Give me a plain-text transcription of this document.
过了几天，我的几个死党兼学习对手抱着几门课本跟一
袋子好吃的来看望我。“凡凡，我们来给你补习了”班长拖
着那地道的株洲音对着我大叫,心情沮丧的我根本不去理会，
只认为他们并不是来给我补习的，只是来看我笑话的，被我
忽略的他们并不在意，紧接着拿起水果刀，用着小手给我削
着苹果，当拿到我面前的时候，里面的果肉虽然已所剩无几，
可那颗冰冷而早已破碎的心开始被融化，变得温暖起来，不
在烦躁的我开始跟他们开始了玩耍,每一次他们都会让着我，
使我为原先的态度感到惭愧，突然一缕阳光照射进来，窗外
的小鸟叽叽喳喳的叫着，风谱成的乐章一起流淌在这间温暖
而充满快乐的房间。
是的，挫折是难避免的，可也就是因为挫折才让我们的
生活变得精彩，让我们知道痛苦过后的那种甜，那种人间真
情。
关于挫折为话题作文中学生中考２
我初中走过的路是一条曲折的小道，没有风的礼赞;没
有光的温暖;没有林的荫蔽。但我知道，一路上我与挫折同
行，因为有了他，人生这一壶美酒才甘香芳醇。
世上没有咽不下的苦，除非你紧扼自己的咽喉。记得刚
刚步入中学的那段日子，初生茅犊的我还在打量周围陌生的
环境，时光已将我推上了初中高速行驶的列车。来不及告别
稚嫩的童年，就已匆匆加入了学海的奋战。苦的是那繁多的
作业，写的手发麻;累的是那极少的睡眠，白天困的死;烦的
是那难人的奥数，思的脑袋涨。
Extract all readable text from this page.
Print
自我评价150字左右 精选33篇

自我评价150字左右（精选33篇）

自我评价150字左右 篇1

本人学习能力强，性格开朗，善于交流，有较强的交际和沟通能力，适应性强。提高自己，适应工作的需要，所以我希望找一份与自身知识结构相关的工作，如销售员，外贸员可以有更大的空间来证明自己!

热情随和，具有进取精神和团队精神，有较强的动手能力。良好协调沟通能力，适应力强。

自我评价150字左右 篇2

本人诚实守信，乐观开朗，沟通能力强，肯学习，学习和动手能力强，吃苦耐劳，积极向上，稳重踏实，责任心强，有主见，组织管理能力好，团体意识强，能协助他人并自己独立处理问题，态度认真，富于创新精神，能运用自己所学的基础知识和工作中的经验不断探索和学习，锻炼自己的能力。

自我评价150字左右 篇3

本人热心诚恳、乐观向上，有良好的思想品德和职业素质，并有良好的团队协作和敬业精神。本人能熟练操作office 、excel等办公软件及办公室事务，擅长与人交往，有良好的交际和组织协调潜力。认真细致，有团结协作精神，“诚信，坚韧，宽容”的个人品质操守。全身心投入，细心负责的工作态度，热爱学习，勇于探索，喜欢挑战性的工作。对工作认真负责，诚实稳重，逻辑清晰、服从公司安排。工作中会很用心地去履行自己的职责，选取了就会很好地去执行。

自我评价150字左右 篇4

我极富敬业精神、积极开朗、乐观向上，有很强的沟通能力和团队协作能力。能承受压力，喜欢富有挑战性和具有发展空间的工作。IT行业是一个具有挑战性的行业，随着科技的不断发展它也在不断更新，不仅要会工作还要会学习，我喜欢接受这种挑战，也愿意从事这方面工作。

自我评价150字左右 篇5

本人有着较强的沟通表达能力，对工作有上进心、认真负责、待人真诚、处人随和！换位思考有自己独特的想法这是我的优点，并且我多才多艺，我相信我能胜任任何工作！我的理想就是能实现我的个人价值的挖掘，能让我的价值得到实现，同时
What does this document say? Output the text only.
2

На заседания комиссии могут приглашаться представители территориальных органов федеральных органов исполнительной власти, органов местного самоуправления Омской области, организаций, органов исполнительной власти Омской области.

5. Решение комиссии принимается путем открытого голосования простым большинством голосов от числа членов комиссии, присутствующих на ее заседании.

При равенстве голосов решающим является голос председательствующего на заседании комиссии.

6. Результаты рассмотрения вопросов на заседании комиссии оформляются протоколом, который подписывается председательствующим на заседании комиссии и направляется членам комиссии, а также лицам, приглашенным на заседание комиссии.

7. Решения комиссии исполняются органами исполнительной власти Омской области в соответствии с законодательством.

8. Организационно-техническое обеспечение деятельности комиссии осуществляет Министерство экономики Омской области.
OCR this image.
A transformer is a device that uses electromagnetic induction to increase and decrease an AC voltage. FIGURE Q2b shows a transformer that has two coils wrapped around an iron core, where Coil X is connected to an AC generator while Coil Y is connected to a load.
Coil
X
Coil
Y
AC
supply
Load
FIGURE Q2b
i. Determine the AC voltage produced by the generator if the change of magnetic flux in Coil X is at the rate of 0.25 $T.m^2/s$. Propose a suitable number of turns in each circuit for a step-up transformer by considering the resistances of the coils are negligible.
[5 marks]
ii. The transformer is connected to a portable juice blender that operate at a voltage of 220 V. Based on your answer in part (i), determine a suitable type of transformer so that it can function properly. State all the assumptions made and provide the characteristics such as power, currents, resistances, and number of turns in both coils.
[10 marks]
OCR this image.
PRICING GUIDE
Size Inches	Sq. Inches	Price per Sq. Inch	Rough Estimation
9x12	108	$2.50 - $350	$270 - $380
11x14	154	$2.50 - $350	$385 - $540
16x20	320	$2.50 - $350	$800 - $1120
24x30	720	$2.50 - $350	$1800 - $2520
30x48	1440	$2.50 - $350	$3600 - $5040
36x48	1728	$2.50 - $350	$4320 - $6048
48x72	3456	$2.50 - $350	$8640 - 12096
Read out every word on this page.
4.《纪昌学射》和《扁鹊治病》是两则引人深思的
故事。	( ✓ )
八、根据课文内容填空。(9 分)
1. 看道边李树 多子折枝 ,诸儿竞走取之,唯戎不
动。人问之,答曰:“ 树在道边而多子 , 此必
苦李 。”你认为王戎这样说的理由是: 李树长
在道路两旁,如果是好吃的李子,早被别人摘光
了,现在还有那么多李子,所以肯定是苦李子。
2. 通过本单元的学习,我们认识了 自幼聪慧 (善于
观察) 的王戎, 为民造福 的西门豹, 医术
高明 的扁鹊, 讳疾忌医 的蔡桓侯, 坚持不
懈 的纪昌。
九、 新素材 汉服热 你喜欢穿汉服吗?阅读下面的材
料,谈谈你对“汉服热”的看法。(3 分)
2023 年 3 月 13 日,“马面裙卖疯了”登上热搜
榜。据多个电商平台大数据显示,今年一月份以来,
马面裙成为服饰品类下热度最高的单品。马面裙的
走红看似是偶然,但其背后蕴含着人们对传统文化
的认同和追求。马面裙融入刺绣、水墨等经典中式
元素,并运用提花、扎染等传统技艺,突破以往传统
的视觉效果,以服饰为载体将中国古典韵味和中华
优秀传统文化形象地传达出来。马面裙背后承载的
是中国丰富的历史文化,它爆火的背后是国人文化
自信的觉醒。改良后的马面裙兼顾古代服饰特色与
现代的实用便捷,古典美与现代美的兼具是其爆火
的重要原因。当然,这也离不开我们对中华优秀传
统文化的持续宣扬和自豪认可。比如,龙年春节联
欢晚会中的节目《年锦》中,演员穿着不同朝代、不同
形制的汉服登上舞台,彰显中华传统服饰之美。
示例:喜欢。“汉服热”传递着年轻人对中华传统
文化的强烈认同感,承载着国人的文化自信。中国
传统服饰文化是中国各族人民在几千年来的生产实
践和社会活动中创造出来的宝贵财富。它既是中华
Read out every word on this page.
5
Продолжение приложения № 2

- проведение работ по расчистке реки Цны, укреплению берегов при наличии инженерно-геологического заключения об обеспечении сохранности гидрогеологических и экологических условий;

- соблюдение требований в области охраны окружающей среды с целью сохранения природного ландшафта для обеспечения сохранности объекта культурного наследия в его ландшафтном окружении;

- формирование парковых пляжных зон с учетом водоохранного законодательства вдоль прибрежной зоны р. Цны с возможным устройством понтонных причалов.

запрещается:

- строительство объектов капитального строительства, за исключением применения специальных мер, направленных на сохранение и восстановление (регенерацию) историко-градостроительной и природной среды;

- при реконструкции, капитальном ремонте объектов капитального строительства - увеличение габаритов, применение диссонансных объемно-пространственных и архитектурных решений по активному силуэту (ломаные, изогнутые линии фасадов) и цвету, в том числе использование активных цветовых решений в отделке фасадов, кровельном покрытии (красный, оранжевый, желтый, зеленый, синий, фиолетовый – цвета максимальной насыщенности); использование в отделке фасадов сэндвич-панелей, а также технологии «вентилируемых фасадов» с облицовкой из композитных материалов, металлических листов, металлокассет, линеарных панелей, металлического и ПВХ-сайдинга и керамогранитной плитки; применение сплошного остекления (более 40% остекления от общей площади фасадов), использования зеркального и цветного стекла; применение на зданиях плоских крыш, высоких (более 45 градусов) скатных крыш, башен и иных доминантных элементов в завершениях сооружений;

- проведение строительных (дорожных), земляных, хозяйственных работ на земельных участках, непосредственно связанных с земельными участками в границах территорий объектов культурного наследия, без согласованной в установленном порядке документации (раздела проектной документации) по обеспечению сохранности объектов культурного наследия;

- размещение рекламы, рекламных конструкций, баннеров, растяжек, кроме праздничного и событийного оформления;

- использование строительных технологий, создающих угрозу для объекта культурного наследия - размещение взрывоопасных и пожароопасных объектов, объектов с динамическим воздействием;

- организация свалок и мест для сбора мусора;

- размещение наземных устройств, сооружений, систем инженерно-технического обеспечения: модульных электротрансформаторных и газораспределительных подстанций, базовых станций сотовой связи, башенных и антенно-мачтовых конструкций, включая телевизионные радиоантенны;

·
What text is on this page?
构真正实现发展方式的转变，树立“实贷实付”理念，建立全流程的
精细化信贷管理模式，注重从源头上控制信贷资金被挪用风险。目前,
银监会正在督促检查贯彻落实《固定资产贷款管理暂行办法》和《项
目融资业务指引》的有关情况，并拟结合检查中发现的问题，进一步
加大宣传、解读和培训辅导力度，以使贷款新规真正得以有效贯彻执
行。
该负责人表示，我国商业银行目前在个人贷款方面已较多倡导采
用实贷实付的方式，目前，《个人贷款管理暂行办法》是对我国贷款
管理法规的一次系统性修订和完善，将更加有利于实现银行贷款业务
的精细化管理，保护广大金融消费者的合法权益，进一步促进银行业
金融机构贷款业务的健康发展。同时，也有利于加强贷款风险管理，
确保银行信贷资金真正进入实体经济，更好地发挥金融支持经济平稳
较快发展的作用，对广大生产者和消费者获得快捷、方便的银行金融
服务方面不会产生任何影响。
-- -- --
Lines of the listing that contain the word "text" are to be counted; report only their number.

Output :: 4